REQUIRED TASK - From the Pig file-loading thread, reproduce the part that opens with the words containing "7 Answer(s)" and closes with "Hope this helps.", swapping "main error" for "primary error".

SELECTION -
---+---

Error running Loading file with PIG


7 Answer(s)


Hi Patrice,
Here is the main error:
Input(s):
Failed to read data from "hdfs://ip-172-31-7-128.us-west-1.compute.internal:8020/user/ec2-user/NASDAQ_daily_prices_A_sample1.csv"

Reason: You are accessing the data from amazon data storage and using the wrong IP.

Hope this helps.
Thanks

I am running command "A = LOAD './NASDAQ_daily_prices_A_sample1.csv USINGPigStorage(,',);" and how comes I am passing the wrong IP. I am not passing any Ip and this is already on amazon server using Putty. So please check it again.

Hi Patrice,
Sorry for confusion.
You are job fail because the pig is not able to find the input file at ./NASDAQ_daily_prices_A_sample1.csv
Please use the "ls" command to check whether file is available at input location. .
Please share the output of this command.
- hadoop fs -ls

Thanks.

The file is in the directory and in hdfs as you can see in the attched screenshot.

---+---

PROVIDED DATA -
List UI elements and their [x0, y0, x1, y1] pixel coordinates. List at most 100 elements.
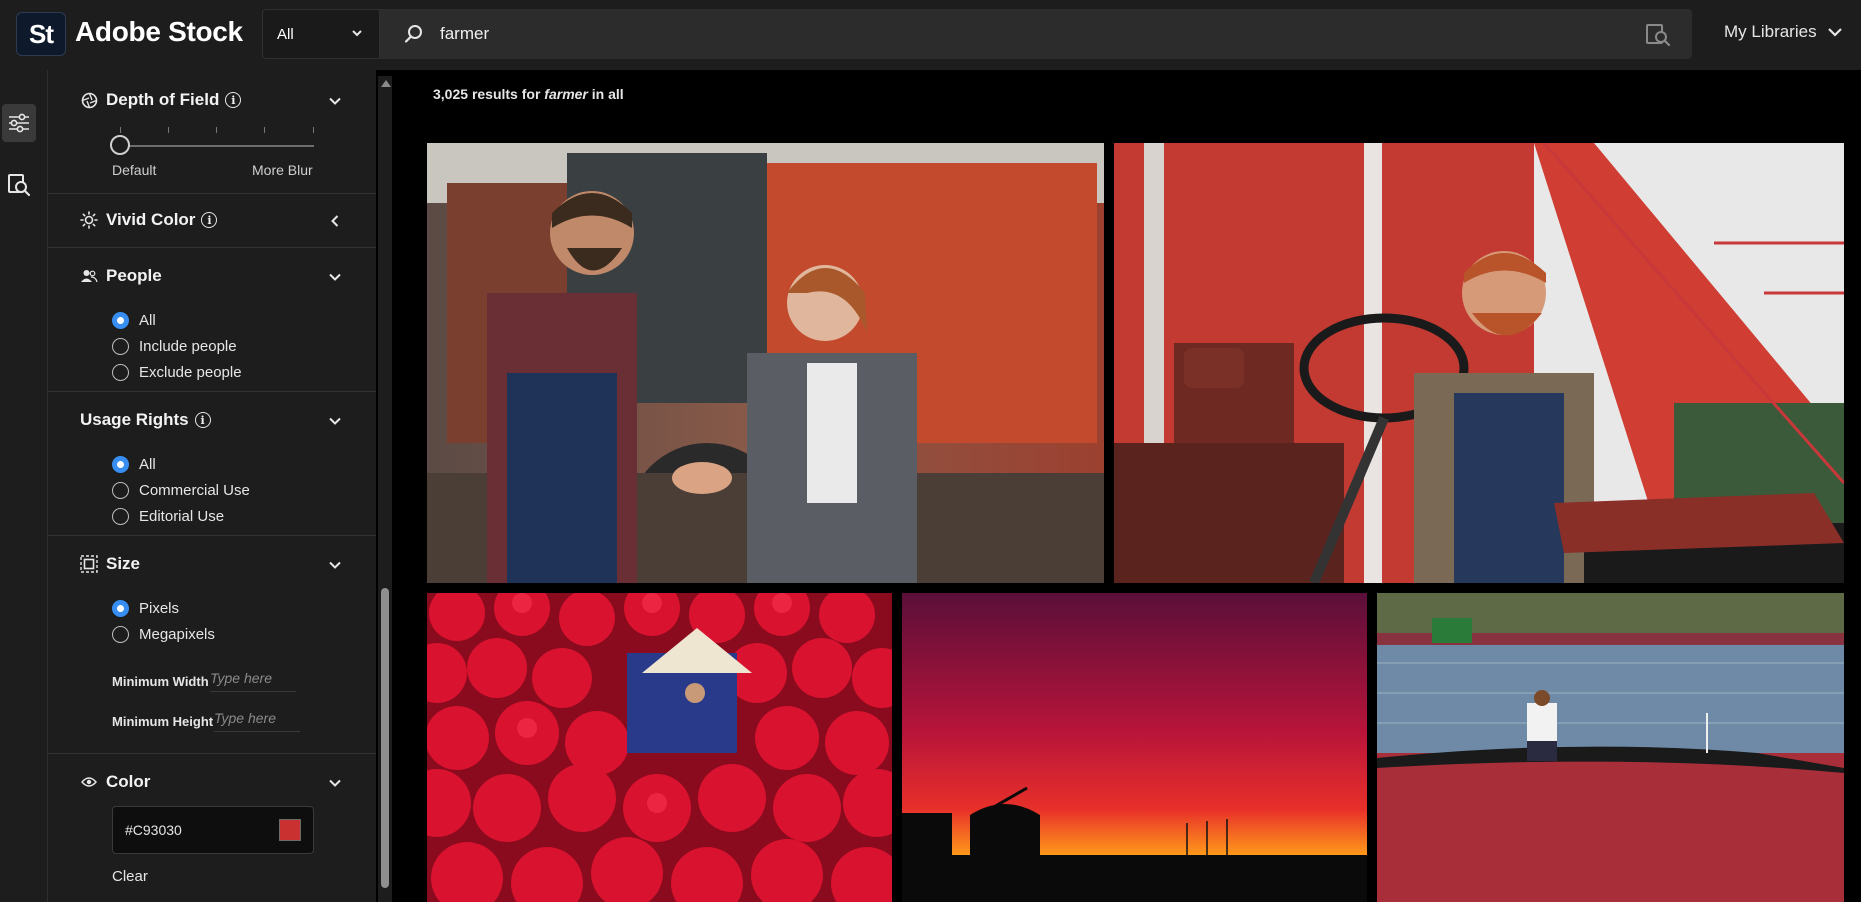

---+---

REPLY -
7 Answer(s)


Hi Patrice,
Here is the primary error:
Input(s):
Failed to read data from "hdfs://ip-172-31-7-128.us-west-1.compute.internal:8020/user/ec2-user/NASDAQ_daily_prices_A_sample1.csv"

Reason: You are accessing the data from amazon data storage and using the wrong IP.

Hope this helps.